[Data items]
++++++++

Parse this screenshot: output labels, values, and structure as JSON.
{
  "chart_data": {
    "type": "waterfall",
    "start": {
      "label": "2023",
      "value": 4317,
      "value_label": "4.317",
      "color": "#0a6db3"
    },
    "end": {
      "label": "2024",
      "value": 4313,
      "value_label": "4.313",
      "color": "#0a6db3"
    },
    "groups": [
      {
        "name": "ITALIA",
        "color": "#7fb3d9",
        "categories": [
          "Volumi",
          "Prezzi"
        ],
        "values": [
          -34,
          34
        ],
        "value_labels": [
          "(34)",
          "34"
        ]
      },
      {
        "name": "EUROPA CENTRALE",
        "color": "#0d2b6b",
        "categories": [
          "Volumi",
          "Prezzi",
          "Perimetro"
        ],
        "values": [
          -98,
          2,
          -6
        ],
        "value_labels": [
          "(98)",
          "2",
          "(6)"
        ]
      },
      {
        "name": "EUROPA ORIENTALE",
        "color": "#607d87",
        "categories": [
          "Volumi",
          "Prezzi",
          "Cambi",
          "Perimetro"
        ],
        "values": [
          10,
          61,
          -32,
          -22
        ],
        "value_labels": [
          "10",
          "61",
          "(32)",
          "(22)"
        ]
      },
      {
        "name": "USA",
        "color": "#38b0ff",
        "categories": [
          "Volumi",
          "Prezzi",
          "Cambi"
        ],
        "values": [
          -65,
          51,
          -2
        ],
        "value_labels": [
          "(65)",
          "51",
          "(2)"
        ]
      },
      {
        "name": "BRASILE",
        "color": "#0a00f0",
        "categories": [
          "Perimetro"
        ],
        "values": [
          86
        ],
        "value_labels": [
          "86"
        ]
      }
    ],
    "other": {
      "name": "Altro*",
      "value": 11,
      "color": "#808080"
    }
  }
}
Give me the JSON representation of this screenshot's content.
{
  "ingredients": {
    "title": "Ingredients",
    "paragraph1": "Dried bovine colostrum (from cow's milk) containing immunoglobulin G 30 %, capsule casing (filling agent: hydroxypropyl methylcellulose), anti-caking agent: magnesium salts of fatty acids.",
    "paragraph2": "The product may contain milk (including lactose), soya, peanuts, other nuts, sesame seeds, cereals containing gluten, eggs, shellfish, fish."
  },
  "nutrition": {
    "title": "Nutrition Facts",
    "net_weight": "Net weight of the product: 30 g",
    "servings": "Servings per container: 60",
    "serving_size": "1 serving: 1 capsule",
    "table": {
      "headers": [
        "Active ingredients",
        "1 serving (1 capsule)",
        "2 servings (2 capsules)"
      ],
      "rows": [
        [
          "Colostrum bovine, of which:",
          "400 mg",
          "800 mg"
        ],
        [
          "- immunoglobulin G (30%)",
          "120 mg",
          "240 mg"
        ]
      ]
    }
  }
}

++++++++

**EXERCISE**
Write the complete data out, exactly as above.

**WRITTEN REPLY**
Parse this screenshot: output labels, values, and structure as JSON.
{
  "chart_data": {
    "type": "waterfall",
    "start": {
      "label": "2023",
      "value": 4317,
      "value_label": "4.317",
      "color": "#0a6db3"
    },
    "end": {
      "label": "2024",
      "value": 4313,
      "value_label": "4.313",
      "color": "#0a6db3"
    },
    "groups": [
      {
        "name": "ITALIA",
        "color": "#7fb3d9",
        "categories": [
          "Volumi",
          "Prezzi"
        ],
        "values": [
          -34,
          34
        ],
        "value_labels": [
          "(34)",
          "34"
        ]
      },
      {
        "name": "EUROPA CENTRALE",
        "color": "#0d2b6b",
        "categories": [
          "Volumi",
          "Prezzi",
          "Perimetro"
        ],
        "values": [
          -98,
          2,
          -6
        ],
        "value_labels": [
          "(98)",
          "2",
          "(6)"
        ]
      },
      {
        "name": "EUROPA ORIENTALE",
        "color": "#607d87",
        "categories": [
          "Volumi",
          "Prezzi",
          "Cambi",
          "Perimetro"
        ],
        "values": [
          10,
          61,
          -32,
          -22
        ],
        "value_labels": [
          "10",
          "61",
          "(32)",
          "(22)"
        ]
      },
      {
        "name": "USA",
        "color": "#38b0ff",
        "categories": [
          "Volumi",
          "Prezzi",
          "Cambi"
        ],
        "values": [
          -65,
          51,
          -2
        ],
        "value_labels": [
          "(65)",
          "51",
          "(2)"
        ]
      },
      {
        "name": "BRASILE",
        "color": "#0a00f0",
        "categories": [
          "Perimetro"
        ],
        "values": [
          86
        ],
        "value_labels": [
          "86"
        ]
      }
    ],
    "other": {
      "name": "Altro*",
      "value": 11,
      "color": "#808080"
    }
  }
}
Give me the JSON representation of this screenshot's content.
{
  "ingredients": {
    "title": "Ingredients",
    "paragraph1": "Dried bovine colostrum (from cow's milk) containing immunoglobulin G 30 %, capsule casing (filling agent: hydroxypropyl methylcellulose), anti-caking agent: magnesium salts of fatty acids.",
    "paragraph2": "The product may contain milk (including lactose), soya, peanuts, other nuts, sesame seeds, cereals containing gluten, eggs, shellfish, fish."
  },
  "nutrition": {
    "title": "Nutrition Facts",
    "net_weight": "Net weight of the product: 30 g",
    "servings": "Servings per container: 60",
    "serving_size": "1 serving: 1 capsule",
    "table": {
      "headers": [
        "Active ingredients",
        "1 serving (1 capsule)",
        "2 servings (2 capsules)"
      ],
      "rows": [
        [
          "Colostrum bovine, of which:",
          "400 mg",
          "800 mg"
        ],
        [
          "- immunoglobulin G (30%)",
          "120 mg",
          "240 mg"
        ]
      ]
    }
  }
}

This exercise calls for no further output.